** begin Data records **

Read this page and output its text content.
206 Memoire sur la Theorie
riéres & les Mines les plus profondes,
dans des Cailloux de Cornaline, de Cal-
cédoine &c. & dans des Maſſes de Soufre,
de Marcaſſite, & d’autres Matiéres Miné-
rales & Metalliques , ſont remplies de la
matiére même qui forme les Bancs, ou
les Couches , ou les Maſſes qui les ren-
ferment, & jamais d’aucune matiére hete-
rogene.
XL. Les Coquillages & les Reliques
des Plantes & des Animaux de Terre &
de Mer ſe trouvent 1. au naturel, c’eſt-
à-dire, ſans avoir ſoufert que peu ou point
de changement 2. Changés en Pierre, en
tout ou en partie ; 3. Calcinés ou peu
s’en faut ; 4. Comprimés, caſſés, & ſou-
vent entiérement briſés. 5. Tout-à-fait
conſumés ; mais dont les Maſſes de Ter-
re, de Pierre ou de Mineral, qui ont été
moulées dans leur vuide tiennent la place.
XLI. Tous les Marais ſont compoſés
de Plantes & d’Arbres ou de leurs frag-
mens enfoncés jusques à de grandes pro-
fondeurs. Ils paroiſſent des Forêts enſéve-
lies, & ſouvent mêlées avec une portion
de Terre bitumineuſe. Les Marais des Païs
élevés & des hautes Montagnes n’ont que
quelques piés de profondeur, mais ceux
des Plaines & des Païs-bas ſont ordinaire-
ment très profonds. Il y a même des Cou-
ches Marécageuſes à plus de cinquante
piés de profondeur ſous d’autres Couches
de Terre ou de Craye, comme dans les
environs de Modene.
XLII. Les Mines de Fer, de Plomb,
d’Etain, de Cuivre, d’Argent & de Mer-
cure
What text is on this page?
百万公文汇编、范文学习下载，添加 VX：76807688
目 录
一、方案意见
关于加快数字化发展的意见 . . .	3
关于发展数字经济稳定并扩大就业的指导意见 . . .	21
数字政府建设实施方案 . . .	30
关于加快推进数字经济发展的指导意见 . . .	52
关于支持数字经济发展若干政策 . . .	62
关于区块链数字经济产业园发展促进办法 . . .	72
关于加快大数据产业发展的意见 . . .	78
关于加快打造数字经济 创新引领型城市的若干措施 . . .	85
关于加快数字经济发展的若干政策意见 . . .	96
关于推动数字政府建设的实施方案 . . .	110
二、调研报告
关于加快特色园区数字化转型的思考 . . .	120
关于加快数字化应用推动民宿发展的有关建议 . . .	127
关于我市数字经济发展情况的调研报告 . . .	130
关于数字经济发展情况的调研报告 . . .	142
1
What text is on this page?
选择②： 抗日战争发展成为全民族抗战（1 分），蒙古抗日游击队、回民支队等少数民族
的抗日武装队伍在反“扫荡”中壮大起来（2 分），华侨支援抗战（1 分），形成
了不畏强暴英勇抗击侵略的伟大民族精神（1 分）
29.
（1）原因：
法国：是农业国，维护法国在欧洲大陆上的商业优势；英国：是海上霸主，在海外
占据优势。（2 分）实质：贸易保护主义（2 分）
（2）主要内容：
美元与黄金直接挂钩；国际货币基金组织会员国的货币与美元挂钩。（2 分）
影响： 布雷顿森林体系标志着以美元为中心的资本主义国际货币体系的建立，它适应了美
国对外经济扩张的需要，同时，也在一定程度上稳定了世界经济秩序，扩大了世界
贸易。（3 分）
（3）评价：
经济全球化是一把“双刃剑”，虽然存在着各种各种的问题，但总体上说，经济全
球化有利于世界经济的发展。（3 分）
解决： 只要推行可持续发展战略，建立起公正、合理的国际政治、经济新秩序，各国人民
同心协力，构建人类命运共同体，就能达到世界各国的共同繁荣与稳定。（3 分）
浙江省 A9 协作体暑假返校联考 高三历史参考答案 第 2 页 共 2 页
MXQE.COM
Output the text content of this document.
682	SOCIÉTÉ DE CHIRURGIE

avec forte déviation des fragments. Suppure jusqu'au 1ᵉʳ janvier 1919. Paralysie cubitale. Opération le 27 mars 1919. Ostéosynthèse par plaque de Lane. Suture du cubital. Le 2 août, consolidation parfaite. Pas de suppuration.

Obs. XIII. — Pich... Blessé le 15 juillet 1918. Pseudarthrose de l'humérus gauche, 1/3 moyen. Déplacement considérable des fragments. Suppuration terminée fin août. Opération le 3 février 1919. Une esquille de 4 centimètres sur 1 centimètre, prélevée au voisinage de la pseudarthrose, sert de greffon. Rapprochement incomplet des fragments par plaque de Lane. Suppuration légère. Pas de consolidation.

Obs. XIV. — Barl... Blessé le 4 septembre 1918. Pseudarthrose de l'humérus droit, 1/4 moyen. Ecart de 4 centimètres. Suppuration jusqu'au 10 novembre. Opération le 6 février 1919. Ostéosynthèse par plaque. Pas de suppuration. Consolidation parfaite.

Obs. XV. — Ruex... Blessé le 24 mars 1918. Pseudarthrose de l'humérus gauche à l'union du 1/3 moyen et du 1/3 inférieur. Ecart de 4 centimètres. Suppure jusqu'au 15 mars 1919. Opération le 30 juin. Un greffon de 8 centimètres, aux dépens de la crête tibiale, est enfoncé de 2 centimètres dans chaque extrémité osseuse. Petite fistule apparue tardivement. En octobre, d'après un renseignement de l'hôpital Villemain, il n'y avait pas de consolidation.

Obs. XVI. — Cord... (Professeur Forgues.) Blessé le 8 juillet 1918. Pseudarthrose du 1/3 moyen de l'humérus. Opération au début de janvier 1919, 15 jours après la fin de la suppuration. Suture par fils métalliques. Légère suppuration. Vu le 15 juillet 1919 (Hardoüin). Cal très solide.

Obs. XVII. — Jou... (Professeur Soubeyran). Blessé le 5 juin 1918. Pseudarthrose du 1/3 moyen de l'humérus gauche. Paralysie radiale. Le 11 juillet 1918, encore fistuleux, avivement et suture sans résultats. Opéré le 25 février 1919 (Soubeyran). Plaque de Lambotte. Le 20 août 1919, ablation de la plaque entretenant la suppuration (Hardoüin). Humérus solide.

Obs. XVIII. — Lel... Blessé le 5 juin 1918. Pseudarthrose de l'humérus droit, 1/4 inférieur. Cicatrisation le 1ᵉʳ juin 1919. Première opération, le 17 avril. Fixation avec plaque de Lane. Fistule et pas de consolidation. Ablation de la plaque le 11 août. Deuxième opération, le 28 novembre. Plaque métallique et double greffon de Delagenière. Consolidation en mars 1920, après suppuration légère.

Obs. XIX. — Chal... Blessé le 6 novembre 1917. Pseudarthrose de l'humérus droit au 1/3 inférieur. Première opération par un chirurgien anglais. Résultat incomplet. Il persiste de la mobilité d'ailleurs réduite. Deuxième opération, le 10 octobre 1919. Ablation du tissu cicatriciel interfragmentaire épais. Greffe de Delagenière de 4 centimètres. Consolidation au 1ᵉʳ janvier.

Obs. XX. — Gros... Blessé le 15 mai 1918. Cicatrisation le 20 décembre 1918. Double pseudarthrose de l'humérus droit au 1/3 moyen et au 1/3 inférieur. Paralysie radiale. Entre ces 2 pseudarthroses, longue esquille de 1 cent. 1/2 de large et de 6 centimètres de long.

** end Data records **

All the entries above need to be reproduced exactly.

Complete answer:
Read this page and output its text content.
206 Memoire sur la Theorie
riéres & les Mines les plus profondes,
dans des Cailloux de Cornaline, de Cal-
cédoine &c. & dans des Maſſes de Soufre,
de Marcaſſite, & d’autres Matiéres Miné-
rales & Metalliques , ſont remplies de la
matiére même qui forme les Bancs, ou
les Couches , ou les Maſſes qui les ren-
ferment, & jamais d’aucune matiére hete-
rogene.
XL. Les Coquillages & les Reliques
des Plantes & des Animaux de Terre &
de Mer ſe trouvent 1. au naturel, c’eſt-
à-dire, ſans avoir ſoufert que peu ou point
de changement 2. Changés en Pierre, en
tout ou en partie ; 3. Calcinés ou peu
s’en faut ; 4. Comprimés, caſſés, & ſou-
vent entiérement briſés. 5. Tout-à-fait
conſumés ; mais dont les Maſſes de Ter-
re, de Pierre ou de Mineral, qui ont été
moulées dans leur vuide tiennent la place.
XLI. Tous les Marais ſont compoſés
de Plantes & d’Arbres ou de leurs frag-
mens enfoncés jusques à de grandes pro-
fondeurs. Ils paroiſſent des Forêts enſéve-
lies, & ſouvent mêlées avec une portion
de Terre bitumineuſe. Les Marais des Païs
élevés & des hautes Montagnes n’ont que
quelques piés de profondeur, mais ceux
des Plaines & des Païs-bas ſont ordinaire-
ment très profonds. Il y a même des Cou-
ches Marécageuſes à plus de cinquante
piés de profondeur ſous d’autres Couches
de Terre ou de Craye, comme dans les
environs de Modene.
XLII. Les Mines de Fer, de Plomb,
d’Etain, de Cuivre, d’Argent & de Mer-
cure
What text is on this page?
百万公文汇编、范文学习下载，添加 VX：76807688
目 录
一、方案意见
关于加快数字化发展的意见 . . .	3
关于发展数字经济稳定并扩大就业的指导意见 . . .	21
数字政府建设实施方案 . . .	30
关于加快推进数字经济发展的指导意见 . . .	52
关于支持数字经济发展若干政策 . . .	62
关于区块链数字经济产业园发展促进办法 . . .	72
关于加快大数据产业发展的意见 . . .	78
关于加快打造数字经济 创新引领型城市的若干措施 . . .	85
关于加快数字经济发展的若干政策意见 . . .	96
关于推动数字政府建设的实施方案 . . .	110
二、调研报告
关于加快特色园区数字化转型的思考 . . .	120
关于加快数字化应用推动民宿发展的有关建议 . . .	127
关于我市数字经济发展情况的调研报告 . . .	130
关于数字经济发展情况的调研报告 . . .	142
1
What text is on this page?
选择②： 抗日战争发展成为全民族抗战（1 分），蒙古抗日游击队、回民支队等少数民族
的抗日武装队伍在反“扫荡”中壮大起来（2 分），华侨支援抗战（1 分），形成
了不畏强暴英勇抗击侵略的伟大民族精神（1 分）
29.
（1）原因：
法国：是农业国，维护法国在欧洲大陆上的商业优势；英国：是海上霸主，在海外
占据优势。（2 分）实质：贸易保护主义（2 分）
（2）主要内容：
美元与黄金直接挂钩；国际货币基金组织会员国的货币与美元挂钩。（2 分）
影响： 布雷顿森林体系标志着以美元为中心的资本主义国际货币体系的建立，它适应了美
国对外经济扩张的需要，同时，也在一定程度上稳定了世界经济秩序，扩大了世界
贸易。（3 分）
（3）评价：
经济全球化是一把“双刃剑”，虽然存在着各种各种的问题，但总体上说，经济全
球化有利于世界经济的发展。（3 分）
解决： 只要推行可持续发展战略，建立起公正、合理的国际政治、经济新秩序，各国人民
同心协力，构建人类命运共同体，就能达到世界各国的共同繁荣与稳定。（3 分）
浙江省 A9 协作体暑假返校联考 高三历史参考答案 第 2 页 共 2 页
MXQE.COM
Output the text content of this document.
682	SOCIÉTÉ DE CHIRURGIE

avec forte déviation des fragments. Suppure jusqu'au 1ᵉʳ janvier 1919. Paralysie cubitale. Opération le 27 mars 1919. Ostéosynthèse par plaque de Lane. Suture du cubital. Le 2 août, consolidation parfaite. Pas de suppuration.

Obs. XIII. — Pich... Blessé le 15 juillet 1918. Pseudarthrose de l'humérus gauche, 1/3 moyen. Déplacement considérable des fragments. Suppuration terminée fin août. Opération le 3 février 1919. Une esquille de 4 centimètres sur 1 centimètre, prélevée au voisinage de la pseudarthrose, sert de greffon. Rapprochement incomplet des fragments par plaque de Lane. Suppuration légère. Pas de consolidation.

Obs. XIV. — Barl... Blessé le 4 septembre 1918. Pseudarthrose de l'humérus droit, 1/4 moyen. Ecart de 4 centimètres. Suppuration jusqu'au 10 novembre. Opération le 6 février 1919. Ostéosynthèse par plaque. Pas de suppuration. Consolidation parfaite.

Obs. XV. — Ruex... Blessé le 24 mars 1918. Pseudarthrose de l'humérus gauche à l'union du 1/3 moyen et du 1/3 inférieur. Ecart de 4 centimètres. Suppure jusqu'au 15 mars 1919. Opération le 30 juin. Un greffon de 8 centimètres, aux dépens de la crête tibiale, est enfoncé de 2 centimètres dans chaque extrémité osseuse. Petite fistule apparue tardivement. En octobre, d'après un renseignement de l'hôpital Villemain, il n'y avait pas de consolidation.

Obs. XVI. — Cord... (Professeur Forgues.) Blessé le 8 juillet 1918. Pseudarthrose du 1/3 moyen de l'humérus. Opération au début de janvier 1919, 15 jours après la fin de la suppuration. Suture par fils métalliques. Légère suppuration. Vu le 15 juillet 1919 (Hardoüin). Cal très solide.

Obs. XVII. — Jou... (Professeur Soubeyran). Blessé le 5 juin 1918. Pseudarthrose du 1/3 moyen de l'humérus gauche. Paralysie radiale. Le 11 juillet 1918, encore fistuleux, avivement et suture sans résultats. Opéré le 25 février 1919 (Soubeyran). Plaque de Lambotte. Le 20 août 1919, ablation de la plaque entretenant la suppuration (Hardoüin). Humérus solide.

Obs. XVIII. — Lel... Blessé le 5 juin 1918. Pseudarthrose de l'humérus droit, 1/4 inférieur. Cicatrisation le 1ᵉʳ juin 1919. Première opération, le 17 avril. Fixation avec plaque de Lane. Fistule et pas de consolidation. Ablation de la plaque le 11 août. Deuxième opération, le 28 novembre. Plaque métallique et double greffon de Delagenière. Consolidation en mars 1920, après suppuration légère.

Obs. XIX. — Chal... Blessé le 6 novembre 1917. Pseudarthrose de l'humérus droit au 1/3 inférieur. Première opération par un chirurgien anglais. Résultat incomplet. Il persiste de la mobilité d'ailleurs réduite. Deuxième opération, le 10 octobre 1919. Ablation du tissu cicatriciel interfragmentaire épais. Greffe de Delagenière de 4 centimètres. Consolidation au 1ᵉʳ janvier.

Obs. XX. — Gros... Blessé le 15 mai 1918. Cicatrisation le 20 décembre 1918. Double pseudarthrose de l'humérus droit au 1/3 moyen et au 1/3 inférieur. Paralysie radiale. Entre ces 2 pseudarthroses, longue esquille de 1 cent. 1/2 de large et de 6 centimètres de long.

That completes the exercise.